• _GOAL_: Repeat every record below exactly as written.
..........
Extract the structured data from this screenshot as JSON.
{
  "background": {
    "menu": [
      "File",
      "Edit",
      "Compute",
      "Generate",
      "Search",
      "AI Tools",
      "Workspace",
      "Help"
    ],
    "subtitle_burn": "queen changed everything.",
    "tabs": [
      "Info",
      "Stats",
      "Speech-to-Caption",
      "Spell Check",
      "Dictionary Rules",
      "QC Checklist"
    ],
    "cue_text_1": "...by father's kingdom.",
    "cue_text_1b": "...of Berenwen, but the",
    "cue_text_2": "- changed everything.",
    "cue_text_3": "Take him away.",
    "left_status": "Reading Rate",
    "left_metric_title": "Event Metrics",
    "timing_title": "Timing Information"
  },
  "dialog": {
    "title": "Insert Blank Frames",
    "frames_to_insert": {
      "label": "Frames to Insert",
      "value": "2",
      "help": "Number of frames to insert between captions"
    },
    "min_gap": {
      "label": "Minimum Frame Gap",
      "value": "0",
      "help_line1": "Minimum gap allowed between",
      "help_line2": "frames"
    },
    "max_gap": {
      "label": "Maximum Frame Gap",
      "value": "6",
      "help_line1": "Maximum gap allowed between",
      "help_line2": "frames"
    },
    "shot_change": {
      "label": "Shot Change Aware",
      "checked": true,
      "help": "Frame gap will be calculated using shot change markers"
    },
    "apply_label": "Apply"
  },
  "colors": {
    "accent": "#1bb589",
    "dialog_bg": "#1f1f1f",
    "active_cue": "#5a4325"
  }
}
..........
• _FINAL RESULT_:
Extract the structured data from this screenshot as JSON.
{
  "background": {
    "menu": [
      "File",
      "Edit",
      "Compute",
      "Generate",
      "Search",
      "AI Tools",
      "Workspace",
      "Help"
    ],
    "subtitle_burn": "queen changed everything.",
    "tabs": [
      "Info",
      "Stats",
      "Speech-to-Caption",
      "Spell Check",
      "Dictionary Rules",
      "QC Checklist"
    ],
    "cue_text_1": "...by father's kingdom.",
    "cue_text_1b": "...of Berenwen, but the",
    "cue_text_2": "- changed everything.",
    "cue_text_3": "Take him away.",
    "left_status": "Reading Rate",
    "left_metric_title": "Event Metrics",
    "timing_title": "Timing Information"
  },
  "dialog": {
    "title": "Insert Blank Frames",
    "frames_to_insert": {
      "label": "Frames to Insert",
      "value": "2",
      "help": "Number of frames to insert between captions"
    },
    "min_gap": {
      "label": "Minimum Frame Gap",
      "value": "0",
      "help_line1": "Minimum gap allowed between",
      "help_line2": "frames"
    },
    "max_gap": {
      "label": "Maximum Frame Gap",
      "value": "6",
      "help_line1": "Maximum gap allowed between",
      "help_line2": "frames"
    },
    "shot_change": {
      "label": "Shot Change Aware",
      "checked": true,
      "help": "Frame gap will be calculated using shot change markers"
    },
    "apply_label": "Apply"
  },
  "colors": {
    "accent": "#1bb589",
    "dialog_bg": "#1f1f1f",
    "active_cue": "#5a4325"
  }
}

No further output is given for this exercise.